* What is expected: Send back the entries below exactly as they appear.

* Data entries for graphics:

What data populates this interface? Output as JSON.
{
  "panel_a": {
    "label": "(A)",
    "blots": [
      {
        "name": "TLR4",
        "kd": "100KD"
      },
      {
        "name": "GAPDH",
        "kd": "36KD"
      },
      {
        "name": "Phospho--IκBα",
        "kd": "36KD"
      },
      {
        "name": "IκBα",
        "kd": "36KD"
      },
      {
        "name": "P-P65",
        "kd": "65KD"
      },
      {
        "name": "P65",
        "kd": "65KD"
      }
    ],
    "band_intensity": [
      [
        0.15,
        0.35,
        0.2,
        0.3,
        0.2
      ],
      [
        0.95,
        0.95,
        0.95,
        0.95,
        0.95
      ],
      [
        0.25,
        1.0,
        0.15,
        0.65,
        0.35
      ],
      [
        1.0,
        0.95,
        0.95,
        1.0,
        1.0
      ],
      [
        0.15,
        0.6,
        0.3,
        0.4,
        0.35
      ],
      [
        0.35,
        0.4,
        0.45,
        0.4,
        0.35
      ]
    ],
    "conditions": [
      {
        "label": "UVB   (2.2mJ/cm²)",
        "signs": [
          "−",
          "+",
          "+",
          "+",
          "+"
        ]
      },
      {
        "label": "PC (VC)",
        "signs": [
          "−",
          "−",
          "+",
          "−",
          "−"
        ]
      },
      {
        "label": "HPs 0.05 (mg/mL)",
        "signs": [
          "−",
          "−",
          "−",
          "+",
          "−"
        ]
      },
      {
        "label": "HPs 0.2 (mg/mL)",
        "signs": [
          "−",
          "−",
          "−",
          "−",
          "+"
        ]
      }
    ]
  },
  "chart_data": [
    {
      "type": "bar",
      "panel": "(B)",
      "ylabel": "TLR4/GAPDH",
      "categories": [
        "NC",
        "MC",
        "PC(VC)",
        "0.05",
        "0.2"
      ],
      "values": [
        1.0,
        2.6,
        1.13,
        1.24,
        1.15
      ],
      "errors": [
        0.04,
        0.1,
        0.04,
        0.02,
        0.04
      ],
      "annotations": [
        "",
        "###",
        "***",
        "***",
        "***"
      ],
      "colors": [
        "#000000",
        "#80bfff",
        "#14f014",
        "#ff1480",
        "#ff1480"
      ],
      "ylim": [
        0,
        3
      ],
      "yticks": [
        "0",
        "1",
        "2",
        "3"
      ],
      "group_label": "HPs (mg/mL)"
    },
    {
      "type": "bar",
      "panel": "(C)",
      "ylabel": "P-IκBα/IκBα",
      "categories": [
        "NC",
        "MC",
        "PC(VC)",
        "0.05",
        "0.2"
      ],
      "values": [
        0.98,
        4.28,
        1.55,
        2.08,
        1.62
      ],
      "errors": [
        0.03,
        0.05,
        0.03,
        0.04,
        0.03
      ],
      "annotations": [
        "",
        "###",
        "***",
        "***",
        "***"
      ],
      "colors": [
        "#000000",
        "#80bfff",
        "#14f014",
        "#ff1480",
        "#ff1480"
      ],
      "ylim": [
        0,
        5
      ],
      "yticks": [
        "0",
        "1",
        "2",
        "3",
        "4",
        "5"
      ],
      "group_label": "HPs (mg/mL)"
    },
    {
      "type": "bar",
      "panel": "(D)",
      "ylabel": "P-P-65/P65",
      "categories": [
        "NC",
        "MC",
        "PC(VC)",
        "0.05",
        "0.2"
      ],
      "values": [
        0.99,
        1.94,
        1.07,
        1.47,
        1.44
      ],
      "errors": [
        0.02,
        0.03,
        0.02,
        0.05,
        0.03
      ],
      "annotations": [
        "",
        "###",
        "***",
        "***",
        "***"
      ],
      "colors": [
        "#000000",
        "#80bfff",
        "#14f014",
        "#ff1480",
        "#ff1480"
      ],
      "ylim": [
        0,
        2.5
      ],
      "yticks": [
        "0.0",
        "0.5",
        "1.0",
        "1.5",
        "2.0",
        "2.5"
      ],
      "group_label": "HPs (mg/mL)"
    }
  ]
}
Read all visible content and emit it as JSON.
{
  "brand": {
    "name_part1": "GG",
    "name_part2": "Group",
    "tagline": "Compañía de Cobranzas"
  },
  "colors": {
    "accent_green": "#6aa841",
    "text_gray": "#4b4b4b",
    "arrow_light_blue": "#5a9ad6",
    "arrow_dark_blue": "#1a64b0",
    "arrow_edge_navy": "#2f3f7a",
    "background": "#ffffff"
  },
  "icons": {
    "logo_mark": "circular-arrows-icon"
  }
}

* Solution for this exercise:
What data populates this interface? Output as JSON.
{
  "panel_a": {
    "label": "(A)",
    "blots": [
      {
        "name": "TLR4",
        "kd": "100KD"
      },
      {
        "name": "GAPDH",
        "kd": "36KD"
      },
      {
        "name": "Phospho--IκBα",
        "kd": "36KD"
      },
      {
        "name": "IκBα",
        "kd": "36KD"
      },
      {
        "name": "P-P65",
        "kd": "65KD"
      },
      {
        "name": "P65",
        "kd": "65KD"
      }
    ],
    "band_intensity": [
      [
        0.15,
        0.35,
        0.2,
        0.3,
        0.2
      ],
      [
        0.95,
        0.95,
        0.95,
        0.95,
        0.95
      ],
      [
        0.25,
        1.0,
        0.15,
        0.65,
        0.35
      ],
      [
        1.0,
        0.95,
        0.95,
        1.0,
        1.0
      ],
      [
        0.15,
        0.6,
        0.3,
        0.4,
        0.35
      ],
      [
        0.35,
        0.4,
        0.45,
        0.4,
        0.35
      ]
    ],
    "conditions": [
      {
        "label": "UVB   (2.2mJ/cm²)",
        "signs": [
          "−",
          "+",
          "+",
          "+",
          "+"
        ]
      },
      {
        "label": "PC (VC)",
        "signs": [
          "−",
          "−",
          "+",
          "−",
          "−"
        ]
      },
      {
        "label": "HPs 0.05 (mg/mL)",
        "signs": [
          "−",
          "−",
          "−",
          "+",
          "−"
        ]
      },
      {
        "label": "HPs 0.2 (mg/mL)",
        "signs": [
          "−",
          "−",
          "−",
          "−",
          "+"
        ]
      }
    ]
  },
  "chart_data": [
    {
      "type": "bar",
      "panel": "(B)",
      "ylabel": "TLR4/GAPDH",
      "categories": [
        "NC",
        "MC",
        "PC(VC)",
        "0.05",
        "0.2"
      ],
      "values": [
        1.0,
        2.6,
        1.13,
        1.24,
        1.15
      ],
      "errors": [
        0.04,
        0.1,
        0.04,
        0.02,
        0.04
      ],
      "annotations": [
        "",
        "###",
        "***",
        "***",
        "***"
      ],
      "colors": [
        "#000000",
        "#80bfff",
        "#14f014",
        "#ff1480",
        "#ff1480"
      ],
      "ylim": [
        0,
        3
      ],
      "yticks": [
        "0",
        "1",
        "2",
        "3"
      ],
      "group_label": "HPs (mg/mL)"
    },
    {
      "type": "bar",
      "panel": "(C)",
      "ylabel": "P-IκBα/IκBα",
      "categories": [
        "NC",
        "MC",
        "PC(VC)",
        "0.05",
        "0.2"
      ],
      "values": [
        0.98,
        4.28,
        1.55,
        2.08,
        1.62
      ],
      "errors": [
        0.03,
        0.05,
        0.03,
        0.04,
        0.03
      ],
      "annotations": [
        "",
        "###",
        "***",
        "***",
        "***"
      ],
      "colors": [
        "#000000",
        "#80bfff",
        "#14f014",
        "#ff1480",
        "#ff1480"
      ],
      "ylim": [
        0,
        5
      ],
      "yticks": [
        "0",
        "1",
        "2",
        "3",
        "4",
        "5"
      ],
      "group_label": "HPs (mg/mL)"
    },
    {
      "type": "bar",
      "panel": "(D)",
      "ylabel": "P-P-65/P65",
      "categories": [
        "NC",
        "MC",
        "PC(VC)",
        "0.05",
        "0.2"
      ],
      "values": [
        0.99,
        1.94,
        1.07,
        1.47,
        1.44
      ],
      "errors": [
        0.02,
        0.03,
        0.02,
        0.05,
        0.03
      ],
      "annotations": [
        "",
        "###",
        "***",
        "***",
        "***"
      ],
      "colors": [
        "#000000",
        "#80bfff",
        "#14f014",
        "#ff1480",
        "#ff1480"
      ],
      "ylim": [
        0,
        2.5
      ],
      "yticks": [
        "0.0",
        "0.5",
        "1.0",
        "1.5",
        "2.0",
        "2.5"
      ],
      "group_label": "HPs (mg/mL)"
    }
  ]
}
Read all visible content and emit it as JSON.
{
  "brand": {
    "name_part1": "GG",
    "name_part2": "Group",
    "tagline": "Compañía de Cobranzas"
  },
  "colors": {
    "accent_green": "#6aa841",
    "text_gray": "#4b4b4b",
    "arrow_light_blue": "#5a9ad6",
    "arrow_dark_blue": "#1a64b0",
    "arrow_edge_navy": "#2f3f7a",
    "background": "#ffffff"
  },
  "icons": {
    "logo_mark": "circular-arrows-icon"
  }
}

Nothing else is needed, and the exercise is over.